Leestekst:
Ook de ontwikkelingen op de beurs spelen een rol bij de aantrekkelijkheid
van aandelenoptie-rechten voor werknemers. Het ligt voor de hand dat de in
de afgelopen jaren sterk gegroeide populariteit van dit fenomeen zal afnemen
in een periode van koersdalingen of koersstabilisatie, hetgeen zich direct
zal vertalen in een lagere belastingopbrengst.
Budgettaire consequenties uitbreiding spaarloonregeling
voor aan het personeel verstrekte aandelen in het eigen bedrijf
Hoewel de verstrekking van aandelen in het kader van de spaarloonregeling
op dit moment slechts in beperkte mate voorkomt, dient er rekening mee te
worden gehouden dat dit bij een verruiming van het maximumbedrag zal gaan
veranderen. Het wordt voor de werknemer immers aantrekkelijker om het spaarloon
in de vorm van aandelen te krijgen (in plaats van in de vorm van geld)2. Het is zelfs voordelig om f 1670 aan spaarloon
in contanten + f 1670 aan regulier loon in te leveren voor f 3340
aan spaarloon in de vorm van aandelen. Hierbij dient te worden bedacht dat,
anders dan bij de opties3, de waardering
van de verstrekte aandelen niet wijzigt en er derhalve sprake is van een reële
verruiming van de regeling. Als gevolg van de te verwachten verschuiving van
belast loon naar vrijgesteld loon leidt het voorstel derhalve zonder meer
tot een budgettaire derving. Gelet op het massale gebruik dat thans van de
spaarloonregeling wordt gemaakt, het feit dat de verruiming zowel voor de
werknemer als voor de werkgever tot een fiscaal voordeel leidt en de kennelijke
vraag uit het bedrijfsleven naar een dergelijke verruiming mag
het mogelijke gebruik en de daarmee samenhangende budgettaire derving van
de bovengenoemde verruiming niet worden onderschat. Volgens de eerste berekeningen
moet bij dit voorstel in ieder geval rekening worden gehouden met een derving
van 60 mln (exclusief de derving uit hoofde van het vervallen van 10%-heffing).

[Lijsten met kadercoördinaten]

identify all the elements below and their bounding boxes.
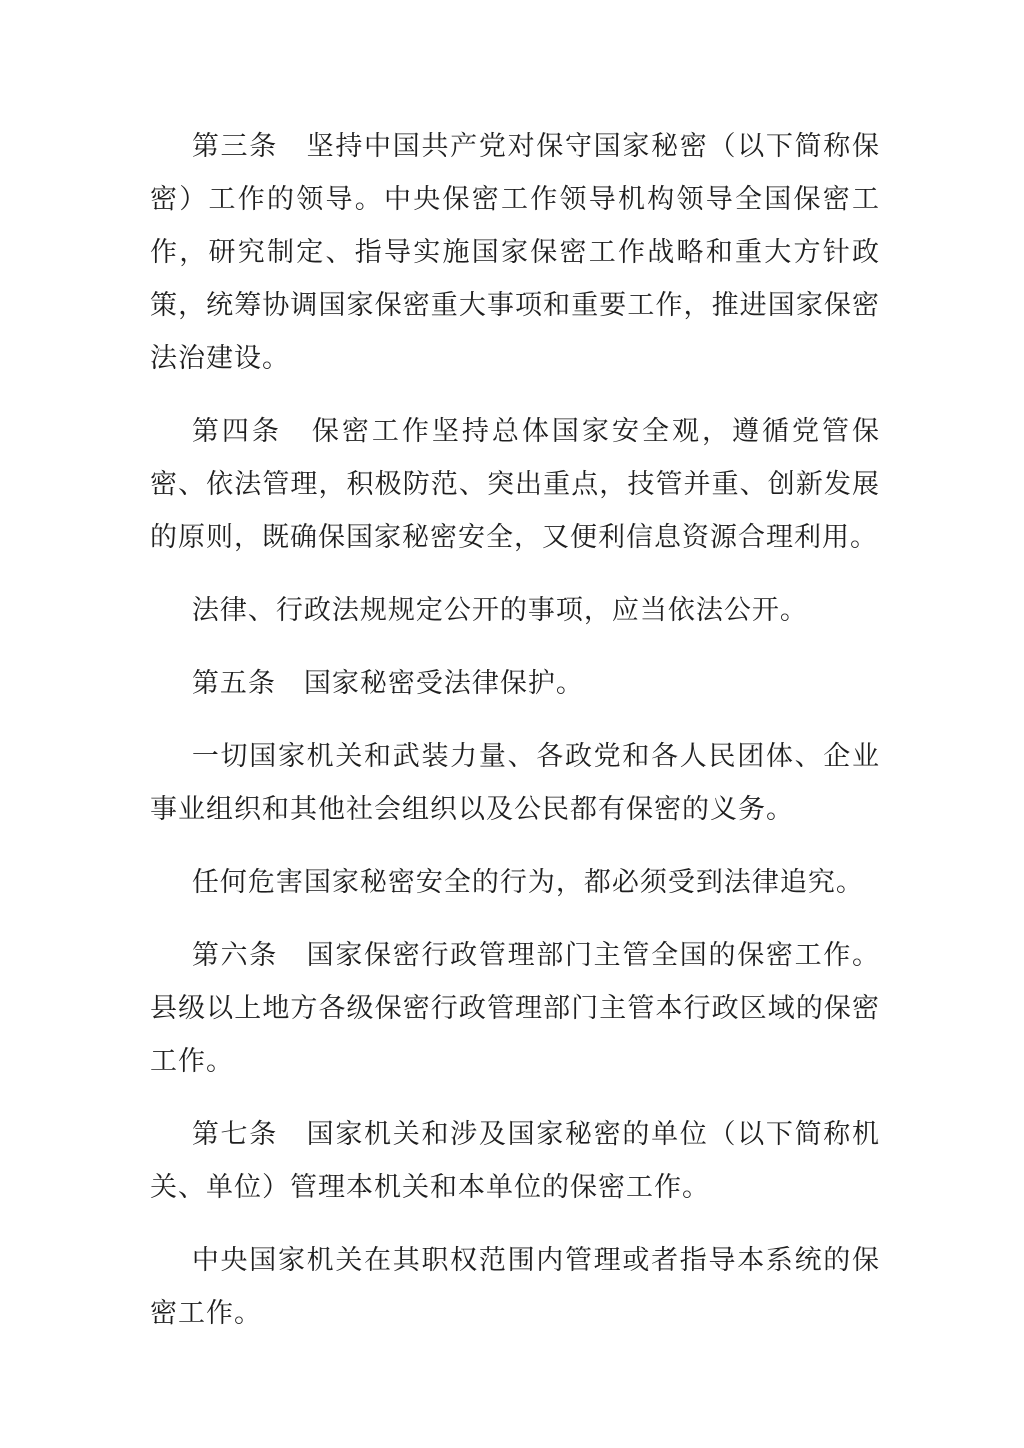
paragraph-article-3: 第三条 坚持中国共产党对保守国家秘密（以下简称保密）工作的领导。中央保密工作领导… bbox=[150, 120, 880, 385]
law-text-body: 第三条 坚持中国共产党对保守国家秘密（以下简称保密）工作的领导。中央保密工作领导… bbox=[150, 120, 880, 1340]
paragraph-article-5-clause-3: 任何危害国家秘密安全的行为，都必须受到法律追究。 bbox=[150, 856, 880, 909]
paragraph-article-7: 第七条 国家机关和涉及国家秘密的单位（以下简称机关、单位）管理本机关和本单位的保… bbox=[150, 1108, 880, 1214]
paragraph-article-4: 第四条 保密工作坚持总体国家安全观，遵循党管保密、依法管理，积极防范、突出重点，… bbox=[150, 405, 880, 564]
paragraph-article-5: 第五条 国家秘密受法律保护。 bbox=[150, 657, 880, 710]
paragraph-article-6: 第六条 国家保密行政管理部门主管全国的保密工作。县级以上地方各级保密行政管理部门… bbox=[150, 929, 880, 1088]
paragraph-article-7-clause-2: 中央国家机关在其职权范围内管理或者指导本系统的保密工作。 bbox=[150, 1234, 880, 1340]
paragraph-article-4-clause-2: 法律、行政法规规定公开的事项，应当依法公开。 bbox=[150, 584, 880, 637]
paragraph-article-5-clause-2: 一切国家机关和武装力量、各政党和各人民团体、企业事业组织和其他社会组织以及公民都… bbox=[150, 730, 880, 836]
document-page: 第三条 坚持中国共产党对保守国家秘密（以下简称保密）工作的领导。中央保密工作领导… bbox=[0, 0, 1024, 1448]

--

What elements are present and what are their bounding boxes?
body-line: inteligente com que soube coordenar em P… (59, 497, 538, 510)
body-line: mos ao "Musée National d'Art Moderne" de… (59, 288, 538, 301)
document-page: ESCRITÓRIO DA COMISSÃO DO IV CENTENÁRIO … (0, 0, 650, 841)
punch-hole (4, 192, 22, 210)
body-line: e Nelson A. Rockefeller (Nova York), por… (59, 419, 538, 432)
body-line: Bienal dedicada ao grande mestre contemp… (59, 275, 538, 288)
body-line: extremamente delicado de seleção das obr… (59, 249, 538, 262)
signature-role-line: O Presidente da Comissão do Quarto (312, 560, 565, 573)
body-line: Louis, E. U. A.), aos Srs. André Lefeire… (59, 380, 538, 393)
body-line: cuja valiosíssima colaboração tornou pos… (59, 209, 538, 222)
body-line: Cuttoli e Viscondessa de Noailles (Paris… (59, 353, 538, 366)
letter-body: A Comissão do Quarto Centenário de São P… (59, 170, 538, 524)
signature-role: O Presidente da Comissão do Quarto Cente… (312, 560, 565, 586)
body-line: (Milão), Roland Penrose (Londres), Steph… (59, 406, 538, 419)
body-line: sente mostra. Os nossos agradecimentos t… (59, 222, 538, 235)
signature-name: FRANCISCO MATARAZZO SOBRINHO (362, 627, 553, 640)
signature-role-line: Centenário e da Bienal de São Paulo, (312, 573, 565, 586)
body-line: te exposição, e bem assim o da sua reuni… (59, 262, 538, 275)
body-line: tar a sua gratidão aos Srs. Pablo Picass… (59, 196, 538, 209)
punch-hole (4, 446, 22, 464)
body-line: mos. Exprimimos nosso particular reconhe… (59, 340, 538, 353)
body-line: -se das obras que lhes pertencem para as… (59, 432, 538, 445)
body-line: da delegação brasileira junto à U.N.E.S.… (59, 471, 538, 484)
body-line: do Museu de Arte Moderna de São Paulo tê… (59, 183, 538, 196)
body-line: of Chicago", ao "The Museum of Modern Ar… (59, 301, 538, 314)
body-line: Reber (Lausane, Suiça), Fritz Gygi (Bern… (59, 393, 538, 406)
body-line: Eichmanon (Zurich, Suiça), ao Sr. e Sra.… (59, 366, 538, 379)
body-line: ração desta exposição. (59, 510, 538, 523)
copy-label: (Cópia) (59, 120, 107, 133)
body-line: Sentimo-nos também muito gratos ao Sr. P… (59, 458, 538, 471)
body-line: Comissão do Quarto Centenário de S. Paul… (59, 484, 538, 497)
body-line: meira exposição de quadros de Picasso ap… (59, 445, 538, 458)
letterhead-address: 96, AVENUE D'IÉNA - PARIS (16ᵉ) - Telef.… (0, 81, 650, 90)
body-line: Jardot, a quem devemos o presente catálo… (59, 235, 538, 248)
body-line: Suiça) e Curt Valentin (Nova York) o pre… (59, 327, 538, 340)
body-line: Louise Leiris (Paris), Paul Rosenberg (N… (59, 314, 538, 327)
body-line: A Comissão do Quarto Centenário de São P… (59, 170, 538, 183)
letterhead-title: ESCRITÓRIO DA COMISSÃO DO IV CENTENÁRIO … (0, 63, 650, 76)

Opdrachten:
a – Neem het gedeelte van de leestekst van "Ook de ontwikkelingen" tot en met "een lagere belastingopbrengst." over en vervang daarin "koersdalingen" door "koersstijgingen".
b – Hervat de leestekst over de spaarloonregeling en schrijf verder na de laatste zin.

Antwoorden:
a –
Ook de ontwikkelingen op de beurs spelen een rol bij de aantrekkelijkheid
van aandelenoptie-rechten voor werknemers. Het ligt voor de hand dat de in
de afgelopen jaren sterk gegroeide populariteit van dit fenomeen zal afnemen
in een periode van koersstijgingen of koersstabilisatie, hetgeen zich direct
zal vertalen in een lagere belastingopbrengst.

b –
XNoot
1Er moet sprake zijn van (1) niet ter beurze genoteerde aandelenoptierechten
(2) die uiterlijk 5 jaar na het inhoudingstijdstip kunnen worden uitgeoefend
(3) tegen een prijs die gelijk is aan de waarde in het economische verkeer
op het inhoudingstijdstip. Uit een steekproef bij de Belastingdienst/ Grote
Ondernemingen kwam naar voren, dat de aandelenoptieregeling bij minimaal 50%
van de onderzochte bedrijven niet voldeed aan de voorwaarden voor de forfaitaire
7,5%-waardering. Bij de middelgrote ondernemingen zal de mate waarin niet
is voldaan aan de voorwaarden voor deze forfaitaire waardering naar verwachting
kleiner zijn.
XNoot
2Voor de werkgever is het voordeel van het verstrekken van spaarloon in
de vorm van aandelen in plaats van in de vorm van geld of in de vorm van opties,
dat de 10%-heffing niet geldt voor aandelen en wel voor de beide andere vormen.
XNoot
3Bij de toekenning van aandelenopties leidt de uit het wetvoorstel voortvloeiende
hogere waardering (ten opzichte van de huidige situatie) tot een meeropbrengst.
Indien deze opties worden verstrekt in het kader van de spaarloonregeling
valt deze meeropbrengst weg tegen het effect van de (verhoogde) vrijstelling
in de spaarloonregeling; per saldo ontstaat in die situatie derhalve noch
een opbrengst noch een derving.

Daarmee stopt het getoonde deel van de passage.